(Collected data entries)

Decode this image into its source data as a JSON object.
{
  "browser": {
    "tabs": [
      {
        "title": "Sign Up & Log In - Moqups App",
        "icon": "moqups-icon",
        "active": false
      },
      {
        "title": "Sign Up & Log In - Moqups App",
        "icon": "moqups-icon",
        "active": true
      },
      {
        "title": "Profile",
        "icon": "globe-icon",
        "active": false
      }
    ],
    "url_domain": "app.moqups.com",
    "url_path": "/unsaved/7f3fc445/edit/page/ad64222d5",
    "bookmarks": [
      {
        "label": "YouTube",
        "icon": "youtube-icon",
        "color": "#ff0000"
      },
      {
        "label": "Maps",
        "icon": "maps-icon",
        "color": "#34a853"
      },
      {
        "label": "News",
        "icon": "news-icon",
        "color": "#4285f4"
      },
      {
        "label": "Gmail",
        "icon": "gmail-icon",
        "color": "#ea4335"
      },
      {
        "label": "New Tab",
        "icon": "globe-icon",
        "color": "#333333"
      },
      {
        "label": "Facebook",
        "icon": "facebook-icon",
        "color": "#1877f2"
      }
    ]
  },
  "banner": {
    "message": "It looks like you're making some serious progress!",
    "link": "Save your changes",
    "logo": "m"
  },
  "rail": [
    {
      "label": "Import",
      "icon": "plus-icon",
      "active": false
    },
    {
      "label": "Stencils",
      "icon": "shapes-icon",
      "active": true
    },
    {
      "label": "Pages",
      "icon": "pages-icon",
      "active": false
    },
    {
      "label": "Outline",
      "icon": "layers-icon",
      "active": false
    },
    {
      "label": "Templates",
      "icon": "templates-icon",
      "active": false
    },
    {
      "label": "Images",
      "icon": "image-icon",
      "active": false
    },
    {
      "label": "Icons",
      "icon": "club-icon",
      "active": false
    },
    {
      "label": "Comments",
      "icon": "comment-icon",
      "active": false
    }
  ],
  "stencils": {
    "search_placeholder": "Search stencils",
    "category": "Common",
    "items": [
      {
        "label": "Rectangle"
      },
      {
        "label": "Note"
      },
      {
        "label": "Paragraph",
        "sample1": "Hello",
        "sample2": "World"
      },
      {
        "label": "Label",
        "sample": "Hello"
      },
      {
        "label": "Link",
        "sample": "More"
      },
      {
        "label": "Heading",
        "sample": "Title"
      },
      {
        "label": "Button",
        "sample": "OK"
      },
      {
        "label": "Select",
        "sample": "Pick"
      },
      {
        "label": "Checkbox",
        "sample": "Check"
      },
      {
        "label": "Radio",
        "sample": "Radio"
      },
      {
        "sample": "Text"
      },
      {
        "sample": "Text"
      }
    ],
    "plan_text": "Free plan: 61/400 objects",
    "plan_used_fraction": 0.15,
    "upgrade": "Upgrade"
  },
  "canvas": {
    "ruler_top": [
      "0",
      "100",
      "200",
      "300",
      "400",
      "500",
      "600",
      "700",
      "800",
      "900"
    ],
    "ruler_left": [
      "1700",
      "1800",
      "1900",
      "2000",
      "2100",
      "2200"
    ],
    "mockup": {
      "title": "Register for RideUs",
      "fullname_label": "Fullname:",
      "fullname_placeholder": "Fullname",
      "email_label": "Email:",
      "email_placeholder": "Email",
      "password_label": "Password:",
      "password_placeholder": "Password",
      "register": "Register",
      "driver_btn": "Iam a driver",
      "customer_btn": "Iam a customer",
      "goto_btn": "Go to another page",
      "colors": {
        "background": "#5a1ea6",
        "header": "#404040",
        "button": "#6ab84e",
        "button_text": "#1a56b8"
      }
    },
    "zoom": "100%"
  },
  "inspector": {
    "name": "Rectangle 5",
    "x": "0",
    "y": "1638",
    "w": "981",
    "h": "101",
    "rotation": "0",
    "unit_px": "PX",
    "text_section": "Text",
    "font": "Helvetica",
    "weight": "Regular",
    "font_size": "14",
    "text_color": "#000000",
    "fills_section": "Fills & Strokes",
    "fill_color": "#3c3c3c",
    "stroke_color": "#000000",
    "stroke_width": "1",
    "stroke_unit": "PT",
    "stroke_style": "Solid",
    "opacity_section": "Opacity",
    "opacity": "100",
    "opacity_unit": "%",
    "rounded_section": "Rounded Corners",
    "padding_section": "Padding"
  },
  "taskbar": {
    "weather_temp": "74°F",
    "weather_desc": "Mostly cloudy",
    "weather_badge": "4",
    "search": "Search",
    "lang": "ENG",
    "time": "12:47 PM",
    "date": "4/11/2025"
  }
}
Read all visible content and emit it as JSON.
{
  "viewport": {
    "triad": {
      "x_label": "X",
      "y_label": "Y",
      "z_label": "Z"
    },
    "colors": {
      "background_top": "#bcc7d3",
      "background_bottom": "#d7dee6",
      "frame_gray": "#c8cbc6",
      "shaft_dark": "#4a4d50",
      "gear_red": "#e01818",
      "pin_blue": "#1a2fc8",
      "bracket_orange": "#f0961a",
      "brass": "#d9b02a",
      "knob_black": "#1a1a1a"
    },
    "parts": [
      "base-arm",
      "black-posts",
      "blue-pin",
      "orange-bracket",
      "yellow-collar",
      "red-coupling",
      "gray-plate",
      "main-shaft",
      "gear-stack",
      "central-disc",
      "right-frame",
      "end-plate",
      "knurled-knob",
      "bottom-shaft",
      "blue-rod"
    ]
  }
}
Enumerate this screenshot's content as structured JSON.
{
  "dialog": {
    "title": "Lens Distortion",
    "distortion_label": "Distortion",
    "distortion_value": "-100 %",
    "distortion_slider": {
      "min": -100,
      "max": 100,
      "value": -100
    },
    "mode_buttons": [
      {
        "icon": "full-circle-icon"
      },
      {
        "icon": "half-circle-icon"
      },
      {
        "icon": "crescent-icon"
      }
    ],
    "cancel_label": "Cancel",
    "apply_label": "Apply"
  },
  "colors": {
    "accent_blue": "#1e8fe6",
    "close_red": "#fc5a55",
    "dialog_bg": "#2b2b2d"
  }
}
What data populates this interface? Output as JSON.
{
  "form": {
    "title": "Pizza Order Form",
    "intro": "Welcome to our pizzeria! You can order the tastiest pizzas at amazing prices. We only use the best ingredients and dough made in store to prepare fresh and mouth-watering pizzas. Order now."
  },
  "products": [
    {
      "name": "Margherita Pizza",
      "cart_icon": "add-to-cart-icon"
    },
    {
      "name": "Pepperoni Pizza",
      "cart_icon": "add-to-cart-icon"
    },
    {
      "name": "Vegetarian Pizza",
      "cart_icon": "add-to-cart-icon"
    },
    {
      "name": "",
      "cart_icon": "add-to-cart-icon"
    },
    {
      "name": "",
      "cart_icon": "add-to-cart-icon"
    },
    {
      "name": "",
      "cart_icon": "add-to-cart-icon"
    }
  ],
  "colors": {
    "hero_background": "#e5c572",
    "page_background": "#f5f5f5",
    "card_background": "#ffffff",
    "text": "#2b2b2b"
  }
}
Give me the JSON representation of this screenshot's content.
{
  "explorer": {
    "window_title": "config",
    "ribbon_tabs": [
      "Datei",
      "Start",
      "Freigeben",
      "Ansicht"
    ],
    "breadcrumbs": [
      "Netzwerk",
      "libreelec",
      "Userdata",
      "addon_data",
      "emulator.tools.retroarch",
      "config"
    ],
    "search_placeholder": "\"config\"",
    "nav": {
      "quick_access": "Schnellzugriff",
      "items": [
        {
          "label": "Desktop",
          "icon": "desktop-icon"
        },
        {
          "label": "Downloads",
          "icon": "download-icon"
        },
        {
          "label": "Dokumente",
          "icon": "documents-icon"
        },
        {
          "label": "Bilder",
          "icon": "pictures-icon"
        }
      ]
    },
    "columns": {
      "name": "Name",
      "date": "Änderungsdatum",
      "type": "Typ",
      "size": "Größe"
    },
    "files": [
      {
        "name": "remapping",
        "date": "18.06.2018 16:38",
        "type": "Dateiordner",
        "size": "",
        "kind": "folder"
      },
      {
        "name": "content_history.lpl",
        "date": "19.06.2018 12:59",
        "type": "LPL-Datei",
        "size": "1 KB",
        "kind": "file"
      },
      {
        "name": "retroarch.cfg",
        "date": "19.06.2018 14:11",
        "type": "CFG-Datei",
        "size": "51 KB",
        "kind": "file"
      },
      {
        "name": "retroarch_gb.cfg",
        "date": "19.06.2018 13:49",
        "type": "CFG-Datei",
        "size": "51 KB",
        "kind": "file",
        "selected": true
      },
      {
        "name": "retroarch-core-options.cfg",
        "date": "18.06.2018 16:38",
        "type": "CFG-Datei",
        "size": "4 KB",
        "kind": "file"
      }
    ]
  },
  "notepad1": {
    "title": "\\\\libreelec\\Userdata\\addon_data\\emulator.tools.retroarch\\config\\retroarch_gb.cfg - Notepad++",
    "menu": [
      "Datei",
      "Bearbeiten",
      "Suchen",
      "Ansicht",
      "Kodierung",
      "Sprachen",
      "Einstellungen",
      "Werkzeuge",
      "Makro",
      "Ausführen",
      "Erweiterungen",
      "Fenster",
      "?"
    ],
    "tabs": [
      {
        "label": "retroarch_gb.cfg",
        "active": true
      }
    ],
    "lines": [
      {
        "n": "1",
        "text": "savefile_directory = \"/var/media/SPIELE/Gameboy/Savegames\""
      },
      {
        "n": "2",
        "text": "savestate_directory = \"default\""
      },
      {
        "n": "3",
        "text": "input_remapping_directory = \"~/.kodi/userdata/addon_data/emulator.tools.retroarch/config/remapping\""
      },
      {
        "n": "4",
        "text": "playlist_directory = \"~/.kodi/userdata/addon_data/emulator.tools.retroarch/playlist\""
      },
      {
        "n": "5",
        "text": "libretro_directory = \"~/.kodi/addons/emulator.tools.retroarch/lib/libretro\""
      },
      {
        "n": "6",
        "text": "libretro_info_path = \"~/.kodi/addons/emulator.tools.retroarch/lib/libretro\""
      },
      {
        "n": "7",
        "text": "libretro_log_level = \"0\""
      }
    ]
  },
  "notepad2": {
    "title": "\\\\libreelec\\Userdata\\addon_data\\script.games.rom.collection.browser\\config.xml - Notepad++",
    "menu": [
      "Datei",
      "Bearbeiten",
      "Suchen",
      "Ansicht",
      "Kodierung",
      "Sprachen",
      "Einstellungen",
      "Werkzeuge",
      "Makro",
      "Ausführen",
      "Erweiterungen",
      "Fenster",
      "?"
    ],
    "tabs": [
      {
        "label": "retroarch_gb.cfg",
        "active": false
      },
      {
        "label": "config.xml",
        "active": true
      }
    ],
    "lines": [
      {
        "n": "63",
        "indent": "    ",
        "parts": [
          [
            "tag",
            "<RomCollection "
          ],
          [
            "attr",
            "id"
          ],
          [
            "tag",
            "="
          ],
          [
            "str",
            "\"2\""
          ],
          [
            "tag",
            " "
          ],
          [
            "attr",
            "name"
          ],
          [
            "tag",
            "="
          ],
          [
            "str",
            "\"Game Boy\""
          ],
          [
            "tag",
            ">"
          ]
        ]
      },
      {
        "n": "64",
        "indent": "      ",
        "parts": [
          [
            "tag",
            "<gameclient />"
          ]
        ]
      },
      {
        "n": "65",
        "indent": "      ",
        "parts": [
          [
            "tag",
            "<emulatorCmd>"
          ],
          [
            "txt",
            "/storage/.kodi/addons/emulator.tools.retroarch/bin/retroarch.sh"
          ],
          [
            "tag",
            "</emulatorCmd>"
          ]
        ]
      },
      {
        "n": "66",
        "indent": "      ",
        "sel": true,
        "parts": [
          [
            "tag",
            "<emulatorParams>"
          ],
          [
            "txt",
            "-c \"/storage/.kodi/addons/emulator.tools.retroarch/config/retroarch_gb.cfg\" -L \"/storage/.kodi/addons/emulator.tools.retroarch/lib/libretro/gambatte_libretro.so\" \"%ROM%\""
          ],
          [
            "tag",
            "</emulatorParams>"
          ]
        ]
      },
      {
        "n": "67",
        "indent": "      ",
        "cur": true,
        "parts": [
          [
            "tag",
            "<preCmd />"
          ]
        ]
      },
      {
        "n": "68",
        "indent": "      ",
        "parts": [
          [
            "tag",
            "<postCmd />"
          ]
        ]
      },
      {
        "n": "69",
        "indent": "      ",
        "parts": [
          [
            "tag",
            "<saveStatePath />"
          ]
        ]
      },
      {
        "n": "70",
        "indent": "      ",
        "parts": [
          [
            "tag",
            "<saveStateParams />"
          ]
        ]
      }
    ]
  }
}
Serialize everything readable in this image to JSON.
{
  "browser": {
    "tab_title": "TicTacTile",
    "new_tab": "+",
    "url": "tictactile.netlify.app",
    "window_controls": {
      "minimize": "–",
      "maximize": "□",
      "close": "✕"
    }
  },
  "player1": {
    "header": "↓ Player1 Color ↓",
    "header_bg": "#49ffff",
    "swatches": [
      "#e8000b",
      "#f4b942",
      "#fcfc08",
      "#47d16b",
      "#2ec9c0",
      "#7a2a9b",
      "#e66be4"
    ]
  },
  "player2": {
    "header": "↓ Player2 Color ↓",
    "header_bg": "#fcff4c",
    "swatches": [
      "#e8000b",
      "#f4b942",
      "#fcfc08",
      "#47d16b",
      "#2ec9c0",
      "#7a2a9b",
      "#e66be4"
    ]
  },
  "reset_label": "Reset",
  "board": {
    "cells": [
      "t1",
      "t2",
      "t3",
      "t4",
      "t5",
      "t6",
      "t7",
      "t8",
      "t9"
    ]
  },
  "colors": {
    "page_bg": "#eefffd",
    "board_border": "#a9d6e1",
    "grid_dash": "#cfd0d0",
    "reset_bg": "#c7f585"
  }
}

## Problem to work on
Using the listing, copy every line where the word "Email" shows up.

## Solution for this exercise
      "email_label": "Email:",
      "email_placeholder": "Email",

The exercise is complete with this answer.